→ **Brief**:
Extract the full set of records that follows, word for word.
^^^^
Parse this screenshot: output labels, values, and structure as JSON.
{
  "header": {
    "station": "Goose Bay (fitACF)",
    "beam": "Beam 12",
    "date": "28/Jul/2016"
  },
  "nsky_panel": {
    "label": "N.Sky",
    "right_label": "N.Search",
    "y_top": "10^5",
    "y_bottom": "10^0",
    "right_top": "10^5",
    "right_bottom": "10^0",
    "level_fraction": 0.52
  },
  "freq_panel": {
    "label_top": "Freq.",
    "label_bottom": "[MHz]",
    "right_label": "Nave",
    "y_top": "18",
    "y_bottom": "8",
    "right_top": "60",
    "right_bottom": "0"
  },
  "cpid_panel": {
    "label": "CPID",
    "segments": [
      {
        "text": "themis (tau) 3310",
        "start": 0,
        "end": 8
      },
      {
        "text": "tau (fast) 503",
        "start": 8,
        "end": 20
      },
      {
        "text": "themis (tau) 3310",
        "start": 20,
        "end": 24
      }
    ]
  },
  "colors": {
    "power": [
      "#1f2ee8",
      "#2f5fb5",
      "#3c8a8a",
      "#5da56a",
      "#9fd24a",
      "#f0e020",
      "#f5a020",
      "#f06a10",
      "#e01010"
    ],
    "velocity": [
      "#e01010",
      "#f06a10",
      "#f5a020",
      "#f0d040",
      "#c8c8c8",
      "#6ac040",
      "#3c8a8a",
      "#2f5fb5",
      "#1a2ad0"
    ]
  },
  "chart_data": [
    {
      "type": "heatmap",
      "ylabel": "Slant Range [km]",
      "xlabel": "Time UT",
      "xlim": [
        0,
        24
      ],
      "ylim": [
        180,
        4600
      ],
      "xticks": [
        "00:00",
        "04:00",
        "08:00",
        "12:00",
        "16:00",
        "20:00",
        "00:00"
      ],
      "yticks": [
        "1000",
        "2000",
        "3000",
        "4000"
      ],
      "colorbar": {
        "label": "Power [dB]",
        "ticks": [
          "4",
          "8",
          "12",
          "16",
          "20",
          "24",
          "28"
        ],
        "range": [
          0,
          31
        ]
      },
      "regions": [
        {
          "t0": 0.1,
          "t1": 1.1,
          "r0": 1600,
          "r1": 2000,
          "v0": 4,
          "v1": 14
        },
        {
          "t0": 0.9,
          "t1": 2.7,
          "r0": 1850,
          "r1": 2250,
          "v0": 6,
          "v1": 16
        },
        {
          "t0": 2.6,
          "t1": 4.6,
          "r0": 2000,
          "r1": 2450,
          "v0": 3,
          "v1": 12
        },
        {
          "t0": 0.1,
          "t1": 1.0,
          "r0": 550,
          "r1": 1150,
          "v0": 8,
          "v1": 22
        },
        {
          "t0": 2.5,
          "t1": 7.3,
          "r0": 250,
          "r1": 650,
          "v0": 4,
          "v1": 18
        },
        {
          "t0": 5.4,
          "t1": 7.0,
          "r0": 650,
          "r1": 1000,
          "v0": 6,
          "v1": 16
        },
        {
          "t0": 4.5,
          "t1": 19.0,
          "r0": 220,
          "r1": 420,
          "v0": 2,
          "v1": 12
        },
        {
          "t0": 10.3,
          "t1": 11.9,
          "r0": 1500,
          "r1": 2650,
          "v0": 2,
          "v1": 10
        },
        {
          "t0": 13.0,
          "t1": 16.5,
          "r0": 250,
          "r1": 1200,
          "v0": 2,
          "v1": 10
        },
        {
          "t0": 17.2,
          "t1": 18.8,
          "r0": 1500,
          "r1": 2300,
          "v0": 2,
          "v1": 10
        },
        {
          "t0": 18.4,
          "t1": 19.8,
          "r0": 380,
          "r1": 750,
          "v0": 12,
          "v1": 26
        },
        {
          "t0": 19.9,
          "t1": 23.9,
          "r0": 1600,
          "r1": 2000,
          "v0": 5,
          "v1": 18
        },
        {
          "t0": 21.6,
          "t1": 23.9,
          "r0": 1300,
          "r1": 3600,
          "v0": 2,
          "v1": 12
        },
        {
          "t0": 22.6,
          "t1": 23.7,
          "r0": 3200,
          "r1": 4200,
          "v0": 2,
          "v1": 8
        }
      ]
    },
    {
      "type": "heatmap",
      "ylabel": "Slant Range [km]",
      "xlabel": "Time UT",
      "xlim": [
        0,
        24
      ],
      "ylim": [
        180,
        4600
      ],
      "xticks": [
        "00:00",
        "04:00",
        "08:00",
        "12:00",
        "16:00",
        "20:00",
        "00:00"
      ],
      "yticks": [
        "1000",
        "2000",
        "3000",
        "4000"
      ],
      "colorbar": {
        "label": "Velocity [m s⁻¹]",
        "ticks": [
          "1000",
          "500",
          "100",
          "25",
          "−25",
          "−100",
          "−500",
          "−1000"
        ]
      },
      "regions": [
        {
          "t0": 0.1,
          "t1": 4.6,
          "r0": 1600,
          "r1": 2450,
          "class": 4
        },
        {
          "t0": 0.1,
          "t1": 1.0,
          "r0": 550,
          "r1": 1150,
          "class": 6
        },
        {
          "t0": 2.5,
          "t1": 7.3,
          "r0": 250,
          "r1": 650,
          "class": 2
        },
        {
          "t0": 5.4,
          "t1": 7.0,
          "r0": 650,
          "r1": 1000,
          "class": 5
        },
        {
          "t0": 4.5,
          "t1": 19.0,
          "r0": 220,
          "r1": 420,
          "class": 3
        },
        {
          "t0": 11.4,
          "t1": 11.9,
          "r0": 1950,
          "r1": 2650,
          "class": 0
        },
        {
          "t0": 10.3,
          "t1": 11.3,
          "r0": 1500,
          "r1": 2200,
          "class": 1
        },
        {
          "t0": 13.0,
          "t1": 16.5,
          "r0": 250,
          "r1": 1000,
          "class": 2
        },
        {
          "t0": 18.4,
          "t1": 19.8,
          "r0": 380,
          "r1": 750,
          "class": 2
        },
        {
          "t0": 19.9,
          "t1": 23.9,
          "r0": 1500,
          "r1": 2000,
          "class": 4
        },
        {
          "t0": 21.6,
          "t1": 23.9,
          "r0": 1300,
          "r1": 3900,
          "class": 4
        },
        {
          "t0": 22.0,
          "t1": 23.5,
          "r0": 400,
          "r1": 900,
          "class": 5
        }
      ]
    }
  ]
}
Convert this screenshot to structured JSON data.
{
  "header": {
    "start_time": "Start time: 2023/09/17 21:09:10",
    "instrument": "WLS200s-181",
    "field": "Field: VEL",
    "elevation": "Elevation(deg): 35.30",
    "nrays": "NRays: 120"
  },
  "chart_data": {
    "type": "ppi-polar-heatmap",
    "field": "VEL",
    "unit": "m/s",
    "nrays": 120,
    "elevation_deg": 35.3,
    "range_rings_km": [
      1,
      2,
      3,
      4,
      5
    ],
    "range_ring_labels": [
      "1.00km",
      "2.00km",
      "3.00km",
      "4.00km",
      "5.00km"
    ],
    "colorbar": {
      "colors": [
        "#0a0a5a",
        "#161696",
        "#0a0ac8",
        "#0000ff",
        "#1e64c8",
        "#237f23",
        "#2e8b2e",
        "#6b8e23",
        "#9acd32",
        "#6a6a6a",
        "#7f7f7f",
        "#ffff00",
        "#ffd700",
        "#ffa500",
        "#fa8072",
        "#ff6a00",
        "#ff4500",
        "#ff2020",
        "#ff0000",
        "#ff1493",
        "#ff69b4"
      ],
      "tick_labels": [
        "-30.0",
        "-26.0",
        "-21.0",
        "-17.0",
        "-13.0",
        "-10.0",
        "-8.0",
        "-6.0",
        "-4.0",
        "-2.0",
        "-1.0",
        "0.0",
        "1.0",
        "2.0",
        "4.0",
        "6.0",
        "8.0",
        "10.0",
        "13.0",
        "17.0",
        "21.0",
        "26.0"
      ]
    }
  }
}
^^^^
→ **Correct result**:
Parse this screenshot: output labels, values, and structure as JSON.
{
  "header": {
    "station": "Goose Bay (fitACF)",
    "beam": "Beam 12",
    "date": "28/Jul/2016"
  },
  "nsky_panel": {
    "label": "N.Sky",
    "right_label": "N.Search",
    "y_top": "10^5",
    "y_bottom": "10^0",
    "right_top": "10^5",
    "right_bottom": "10^0",
    "level_fraction": 0.52
  },
  "freq_panel": {
    "label_top": "Freq.",
    "label_bottom": "[MHz]",
    "right_label": "Nave",
    "y_top": "18",
    "y_bottom": "8",
    "right_top": "60",
    "right_bottom": "0"
  },
  "cpid_panel": {
    "label": "CPID",
    "segments": [
      {
        "text": "themis (tau) 3310",
        "start": 0,
        "end": 8
      },
      {
        "text": "tau (fast) 503",
        "start": 8,
        "end": 20
      },
      {
        "text": "themis (tau) 3310",
        "start": 20,
        "end": 24
      }
    ]
  },
  "colors": {
    "power": [
      "#1f2ee8",
      "#2f5fb5",
      "#3c8a8a",
      "#5da56a",
      "#9fd24a",
      "#f0e020",
      "#f5a020",
      "#f06a10",
      "#e01010"
    ],
    "velocity": [
      "#e01010",
      "#f06a10",
      "#f5a020",
      "#f0d040",
      "#c8c8c8",
      "#6ac040",
      "#3c8a8a",
      "#2f5fb5",
      "#1a2ad0"
    ]
  },
  "chart_data": [
    {
      "type": "heatmap",
      "ylabel": "Slant Range [km]",
      "xlabel": "Time UT",
      "xlim": [
        0,
        24
      ],
      "ylim": [
        180,
        4600
      ],
      "xticks": [
        "00:00",
        "04:00",
        "08:00",
        "12:00",
        "16:00",
        "20:00",
        "00:00"
      ],
      "yticks": [
        "1000",
        "2000",
        "3000",
        "4000"
      ],
      "colorbar": {
        "label": "Power [dB]",
        "ticks": [
          "4",
          "8",
          "12",
          "16",
          "20",
          "24",
          "28"
        ],
        "range": [
          0,
          31
        ]
      },
      "regions": [
        {
          "t0": 0.1,
          "t1": 1.1,
          "r0": 1600,
          "r1": 2000,
          "v0": 4,
          "v1": 14
        },
        {
          "t0": 0.9,
          "t1": 2.7,
          "r0": 1850,
          "r1": 2250,
          "v0": 6,
          "v1": 16
        },
        {
          "t0": 2.6,
          "t1": 4.6,
          "r0": 2000,
          "r1": 2450,
          "v0": 3,
          "v1": 12
        },
        {
          "t0": 0.1,
          "t1": 1.0,
          "r0": 550,
          "r1": 1150,
          "v0": 8,
          "v1": 22
        },
        {
          "t0": 2.5,
          "t1": 7.3,
          "r0": 250,
          "r1": 650,
          "v0": 4,
          "v1": 18
        },
        {
          "t0": 5.4,
          "t1": 7.0,
          "r0": 650,
          "r1": 1000,
          "v0": 6,
          "v1": 16
        },
        {
          "t0": 4.5,
          "t1": 19.0,
          "r0": 220,
          "r1": 420,
          "v0": 2,
          "v1": 12
        },
        {
          "t0": 10.3,
          "t1": 11.9,
          "r0": 1500,
          "r1": 2650,
          "v0": 2,
          "v1": 10
        },
        {
          "t0": 13.0,
          "t1": 16.5,
          "r0": 250,
          "r1": 1200,
          "v0": 2,
          "v1": 10
        },
        {
          "t0": 17.2,
          "t1": 18.8,
          "r0": 1500,
          "r1": 2300,
          "v0": 2,
          "v1": 10
        },
        {
          "t0": 18.4,
          "t1": 19.8,
          "r0": 380,
          "r1": 750,
          "v0": 12,
          "v1": 26
        },
        {
          "t0": 19.9,
          "t1": 23.9,
          "r0": 1600,
          "r1": 2000,
          "v0": 5,
          "v1": 18
        },
        {
          "t0": 21.6,
          "t1": 23.9,
          "r0": 1300,
          "r1": 3600,
          "v0": 2,
          "v1": 12
        },
        {
          "t0": 22.6,
          "t1": 23.7,
          "r0": 3200,
          "r1": 4200,
          "v0": 2,
          "v1": 8
        }
      ]
    },
    {
      "type": "heatmap",
      "ylabel": "Slant Range [km]",
      "xlabel": "Time UT",
      "xlim": [
        0,
        24
      ],
      "ylim": [
        180,
        4600
      ],
      "xticks": [
        "00:00",
        "04:00",
        "08:00",
        "12:00",
        "16:00",
        "20:00",
        "00:00"
      ],
      "yticks": [
        "1000",
        "2000",
        "3000",
        "4000"
      ],
      "colorbar": {
        "label": "Velocity [m s⁻¹]",
        "ticks": [
          "1000",
          "500",
          "100",
          "25",
          "−25",
          "−100",
          "−500",
          "−1000"
        ]
      },
      "regions": [
        {
          "t0": 0.1,
          "t1": 4.6,
          "r0": 1600,
          "r1": 2450,
          "class": 4
        },
        {
          "t0": 0.1,
          "t1": 1.0,
          "r0": 550,
          "r1": 1150,
          "class": 6
        },
        {
          "t0": 2.5,
          "t1": 7.3,
          "r0": 250,
          "r1": 650,
          "class": 2
        },
        {
          "t0": 5.4,
          "t1": 7.0,
          "r0": 650,
          "r1": 1000,
          "class": 5
        },
        {
          "t0": 4.5,
          "t1": 19.0,
          "r0": 220,
          "r1": 420,
          "class": 3
        },
        {
          "t0": 11.4,
          "t1": 11.9,
          "r0": 1950,
          "r1": 2650,
          "class": 0
        },
        {
          "t0": 10.3,
          "t1": 11.3,
          "r0": 1500,
          "r1": 2200,
          "class": 1
        },
        {
          "t0": 13.0,
          "t1": 16.5,
          "r0": 250,
          "r1": 1000,
          "class": 2
        },
        {
          "t0": 18.4,
          "t1": 19.8,
          "r0": 380,
          "r1": 750,
          "class": 2
        },
        {
          "t0": 19.9,
          "t1": 23.9,
          "r0": 1500,
          "r1": 2000,
          "class": 4
        },
        {
          "t0": 21.6,
          "t1": 23.9,
          "r0": 1300,
          "r1": 3900,
          "class": 4
        },
        {
          "t0": 22.0,
          "t1": 23.5,
          "r0": 400,
          "r1": 900,
          "class": 5
        }
      ]
    }
  ]
}
Convert this screenshot to structured JSON data.
{
  "header": {
    "start_time": "Start time: 2023/09/17 21:09:10",
    "instrument": "WLS200s-181",
    "field": "Field: VEL",
    "elevation": "Elevation(deg): 35.30",
    "nrays": "NRays: 120"
  },
  "chart_data": {
    "type": "ppi-polar-heatmap",
    "field": "VEL",
    "unit": "m/s",
    "nrays": 120,
    "elevation_deg": 35.3,
    "range_rings_km": [
      1,
      2,
      3,
      4,
      5
    ],
    "range_ring_labels": [
      "1.00km",
      "2.00km",
      "3.00km",
      "4.00km",
      "5.00km"
    ],
    "colorbar": {
      "colors": [
        "#0a0a5a",
        "#161696",
        "#0a0ac8",
        "#0000ff",
        "#1e64c8",
        "#237f23",
        "#2e8b2e",
        "#6b8e23",
        "#9acd32",
        "#6a6a6a",
        "#7f7f7f",
        "#ffff00",
        "#ffd700",
        "#ffa500",
        "#fa8072",
        "#ff6a00",
        "#ff4500",
        "#ff2020",
        "#ff0000",
        "#ff1493",
        "#ff69b4"
      ],
      "tick_labels": [
        "-30.0",
        "-26.0",
        "-21.0",
        "-17.0",
        "-13.0",
        "-10.0",
        "-8.0",
        "-6.0",
        "-4.0",
        "-2.0",
        "-1.0",
        "0.0",
        "1.0",
        "2.0",
        "4.0",
        "6.0",
        "8.0",
        "10.0",
        "13.0",
        "17.0",
        "21.0",
        "26.0"
      ]
    }
  }
}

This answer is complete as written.